Entries supplied ▸

-- begin --

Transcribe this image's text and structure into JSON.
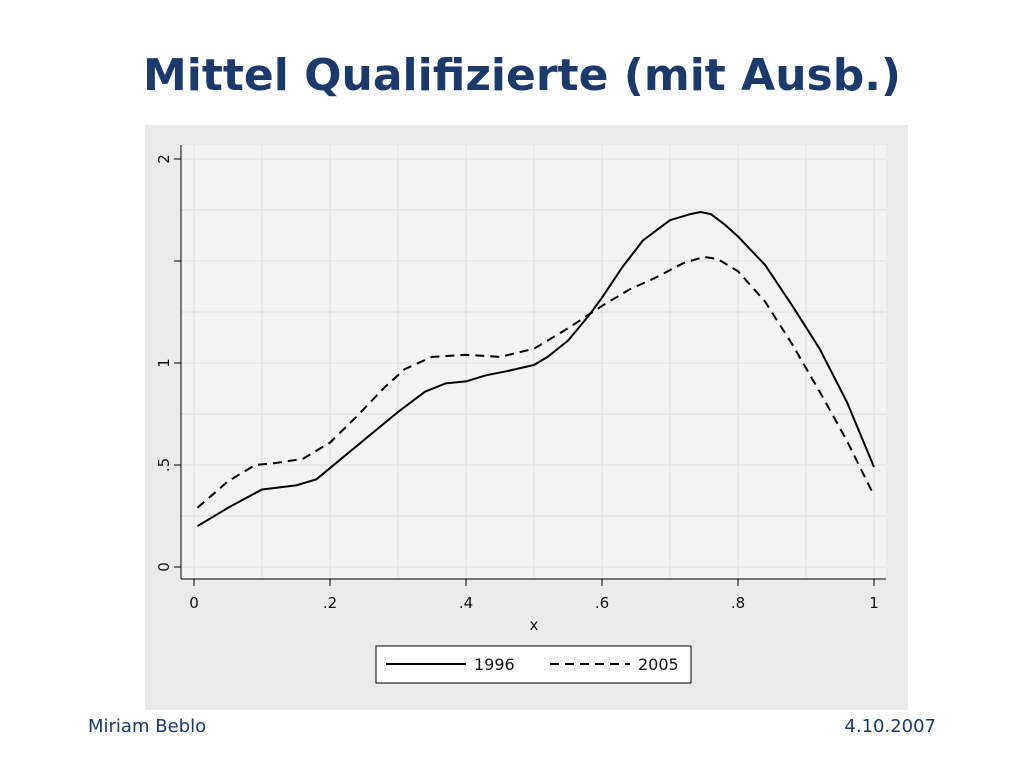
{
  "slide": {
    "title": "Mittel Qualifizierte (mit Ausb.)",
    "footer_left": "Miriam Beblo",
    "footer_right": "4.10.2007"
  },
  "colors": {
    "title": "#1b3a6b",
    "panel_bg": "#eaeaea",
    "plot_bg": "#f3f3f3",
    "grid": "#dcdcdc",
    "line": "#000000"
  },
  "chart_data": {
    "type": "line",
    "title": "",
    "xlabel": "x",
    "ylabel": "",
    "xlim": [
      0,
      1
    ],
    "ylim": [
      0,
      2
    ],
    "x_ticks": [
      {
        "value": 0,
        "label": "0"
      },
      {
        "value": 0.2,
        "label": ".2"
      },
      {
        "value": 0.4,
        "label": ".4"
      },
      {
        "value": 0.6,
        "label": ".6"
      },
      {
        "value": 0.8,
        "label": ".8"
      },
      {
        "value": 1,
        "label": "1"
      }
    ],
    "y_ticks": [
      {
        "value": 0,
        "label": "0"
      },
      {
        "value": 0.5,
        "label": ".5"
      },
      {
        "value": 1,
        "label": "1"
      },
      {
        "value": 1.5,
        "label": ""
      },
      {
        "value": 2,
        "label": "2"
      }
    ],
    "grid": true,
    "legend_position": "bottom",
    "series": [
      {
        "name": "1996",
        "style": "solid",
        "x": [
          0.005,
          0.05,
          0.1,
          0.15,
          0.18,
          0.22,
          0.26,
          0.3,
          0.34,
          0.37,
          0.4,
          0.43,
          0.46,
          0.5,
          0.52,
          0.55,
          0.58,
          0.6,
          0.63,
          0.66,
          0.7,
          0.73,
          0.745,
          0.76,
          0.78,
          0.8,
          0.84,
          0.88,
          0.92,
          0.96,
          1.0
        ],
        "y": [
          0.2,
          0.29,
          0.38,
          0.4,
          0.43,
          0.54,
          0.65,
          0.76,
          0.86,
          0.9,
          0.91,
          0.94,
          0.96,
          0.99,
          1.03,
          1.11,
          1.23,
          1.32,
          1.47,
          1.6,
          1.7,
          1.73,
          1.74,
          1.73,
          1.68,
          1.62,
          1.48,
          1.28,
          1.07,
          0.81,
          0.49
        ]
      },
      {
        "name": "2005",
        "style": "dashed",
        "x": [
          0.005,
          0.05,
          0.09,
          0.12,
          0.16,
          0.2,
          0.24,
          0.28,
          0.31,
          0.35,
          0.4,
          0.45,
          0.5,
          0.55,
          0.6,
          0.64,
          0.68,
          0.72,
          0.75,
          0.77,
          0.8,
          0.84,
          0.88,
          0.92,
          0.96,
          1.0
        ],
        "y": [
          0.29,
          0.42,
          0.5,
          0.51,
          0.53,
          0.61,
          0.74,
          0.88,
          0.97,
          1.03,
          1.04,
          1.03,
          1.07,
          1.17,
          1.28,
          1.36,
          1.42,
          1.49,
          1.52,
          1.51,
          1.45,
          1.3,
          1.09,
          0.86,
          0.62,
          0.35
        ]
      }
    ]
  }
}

-- end --

Directions ▸ Every line above should be returned exactly; the pictures stay out.

Task response ▸
Transcribe this image's text and structure into JSON.
{
  "slide": {
    "title": "Mittel Qualifizierte (mit Ausb.)",
    "footer_left": "Miriam Beblo",
    "footer_right": "4.10.2007"
  },
  "colors": {
    "title": "#1b3a6b",
    "panel_bg": "#eaeaea",
    "plot_bg": "#f3f3f3",
    "grid": "#dcdcdc",
    "line": "#000000"
  },
  "chart_data": {
    "type": "line",
    "title": "",
    "xlabel": "x",
    "ylabel": "",
    "xlim": [
      0,
      1
    ],
    "ylim": [
      0,
      2
    ],
    "x_ticks": [
      {
        "value": 0,
        "label": "0"
      },
      {
        "value": 0.2,
        "label": ".2"
      },
      {
        "value": 0.4,
        "label": ".4"
      },
      {
        "value": 0.6,
        "label": ".6"
      },
      {
        "value": 0.8,
        "label": ".8"
      },
      {
        "value": 1,
        "label": "1"
      }
    ],
    "y_ticks": [
      {
        "value": 0,
        "label": "0"
      },
      {
        "value": 0.5,
        "label": ".5"
      },
      {
        "value": 1,
        "label": "1"
      },
      {
        "value": 1.5,
        "label": ""
      },
      {
        "value": 2,
        "label": "2"
      }
    ],
    "grid": true,
    "legend_position": "bottom",
    "series": [
      {
        "name": "1996",
        "style": "solid",
        "x": [
          0.005,
          0.05,
          0.1,
          0.15,
          0.18,
          0.22,
          0.26,
          0.3,
          0.34,
          0.37,
          0.4,
          0.43,
          0.46,
          0.5,
          0.52,
          0.55,
          0.58,
          0.6,
          0.63,
          0.66,
          0.7,
          0.73,
          0.745,
          0.76,
          0.78,
          0.8,
          0.84,
          0.88,
          0.92,
          0.96,
          1.0
        ],
        "y": [
          0.2,
          0.29,
          0.38,
          0.4,
          0.43,
          0.54,
          0.65,
          0.76,
          0.86,
          0.9,
          0.91,
          0.94,
          0.96,
          0.99,
          1.03,
          1.11,
          1.23,
          1.32,
          1.47,
          1.6,
          1.7,
          1.73,
          1.74,
          1.73,
          1.68,
          1.62,
          1.48,
          1.28,
          1.07,
          0.81,
          0.49
        ]
      },
      {
        "name": "2005",
        "style": "dashed",
        "x": [
          0.005,
          0.05,
          0.09,
          0.12,
          0.16,
          0.2,
          0.24,
          0.28,
          0.31,
          0.35,
          0.4,
          0.45,
          0.5,
          0.55,
          0.6,
          0.64,
          0.68,
          0.72,
          0.75,
          0.77,
          0.8,
          0.84,
          0.88,
          0.92,
          0.96,
          1.0
        ],
        "y": [
          0.29,
          0.42,
          0.5,
          0.51,
          0.53,
          0.61,
          0.74,
          0.88,
          0.97,
          1.03,
          1.04,
          1.03,
          1.07,
          1.17,
          1.28,
          1.36,
          1.42,
          1.49,
          1.52,
          1.51,
          1.45,
          1.3,
          1.09,
          0.86,
          0.62,
          0.35
        ]
      }
    ]
  }
}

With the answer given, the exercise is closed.